§ SUPPLIED RECORDS
=====

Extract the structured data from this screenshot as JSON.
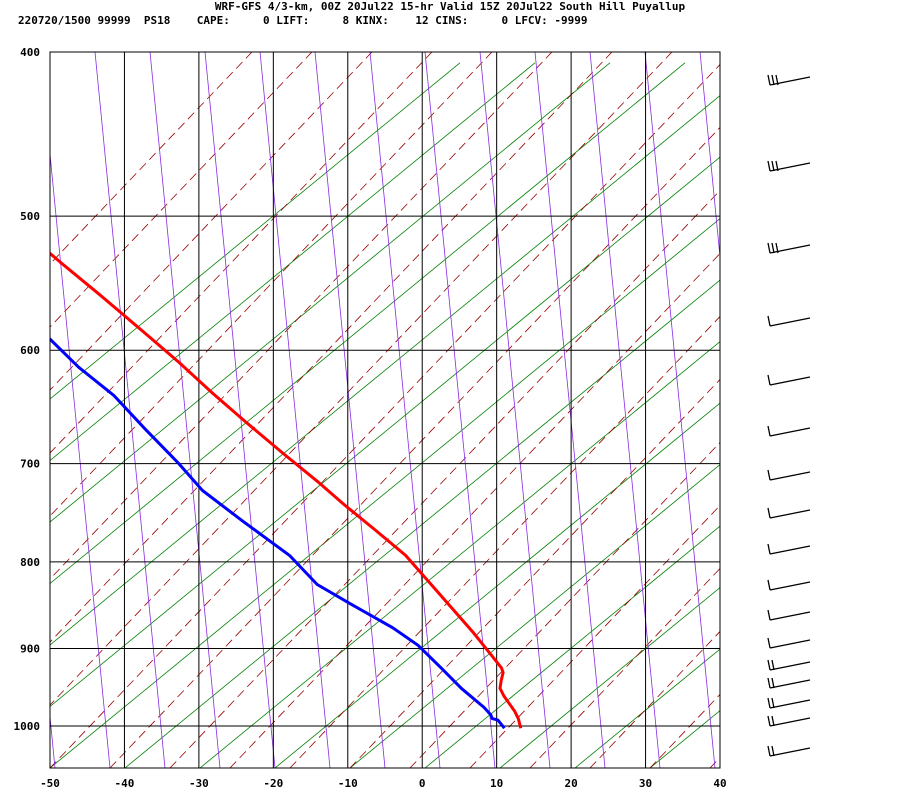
{
  "header": {
    "line1": "WRF-GFS 4/3-km, 00Z 20Jul22 15-hr Valid 15Z 20Jul22 South Hill Puyallup",
    "line2": "220720/1500 99999  PS18    CAPE:     0 LIFT:     8 KINX:    12 CINS:     0 LFCV: -9999"
  },
  "chart_data": {
    "type": "line",
    "subtype": "skew-T log-P sounding",
    "title": "WRF-GFS 4/3-km, 00Z 20Jul22 15-hr Valid 15Z 20Jul22 South Hill Puyallup",
    "xlabel": "",
    "ylabel": "",
    "x_ticks": [
      -50,
      -40,
      -30,
      -20,
      -10,
      0,
      10,
      20,
      30,
      40
    ],
    "y_ticks": [
      400,
      500,
      600,
      700,
      800,
      900,
      1000
    ],
    "xlim": [
      -50,
      40
    ],
    "ylim": [
      1040,
      400
    ],
    "y_scale": "log (pressure, hPa)",
    "grid": true,
    "colors": {
      "temperature": "#ff0000",
      "dewpoint": "#0000ff",
      "dry_adiabat": "#008000",
      "moist_adiabat": "#990000",
      "mixing_ratio": "#8a2be2",
      "grid": "#000000"
    },
    "series": [
      {
        "name": "",
        "role": "temperature",
        "points": [
          [
            -8.4,
            415
          ],
          [
            -5.6,
            450
          ],
          [
            -2.7,
            480
          ],
          [
            -0.5,
            507
          ],
          [
            1.2,
            532
          ],
          [
            3.0,
            556
          ],
          [
            4.9,
            585
          ],
          [
            6.4,
            610
          ],
          [
            7.6,
            636
          ],
          [
            9.0,
            662
          ],
          [
            10.6,
            690
          ],
          [
            12.2,
            717
          ],
          [
            13.3,
            740
          ],
          [
            14.8,
            767
          ],
          [
            16.1,
            793
          ],
          [
            16.3,
            814
          ],
          [
            16.6,
            846
          ],
          [
            16.9,
            880
          ],
          [
            16.9,
            905
          ],
          [
            16.9,
            924
          ],
          [
            16.6,
            930
          ],
          [
            15.5,
            940
          ],
          [
            14.5,
            950
          ],
          [
            14.2,
            960
          ],
          [
            14.0,
            980
          ],
          [
            13.7,
            990
          ],
          [
            13.0,
            1003
          ]
        ],
        "style": "solid"
      },
      {
        "name": "",
        "role": "dewpoint",
        "points": [
          [
            -31.6,
            415
          ],
          [
            -27.6,
            470
          ],
          [
            -24.6,
            503
          ],
          [
            -21.4,
            534
          ],
          [
            -13.0,
            574
          ],
          [
            -8.6,
            586
          ],
          [
            -7.6,
            614
          ],
          [
            -5.9,
            638
          ],
          [
            -5.3,
            668
          ],
          [
            -4.5,
            700
          ],
          [
            -4.2,
            726
          ],
          [
            -2.1,
            757
          ],
          [
            0.5,
            793
          ],
          [
            1.1,
            825
          ],
          [
            3.5,
            847
          ],
          [
            6.6,
            875
          ],
          [
            8.1,
            896
          ],
          [
            8.8,
            925
          ],
          [
            9.3,
            950
          ],
          [
            10.3,
            975
          ],
          [
            10.4,
            985
          ],
          [
            10.2,
            990
          ],
          [
            10.8,
            992
          ],
          [
            10.8,
            1003
          ]
        ],
        "style": "solid"
      }
    ],
    "wind_barbs": {
      "count": 17,
      "note": "wind barbs plotted on right side of diagram"
    }
  }
}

=====

§ EXERCISE DIRECTIONS
Reply with one number: the count of lines in the entries that include the word "Puyallup".

§ WRITTEN ANSWER
2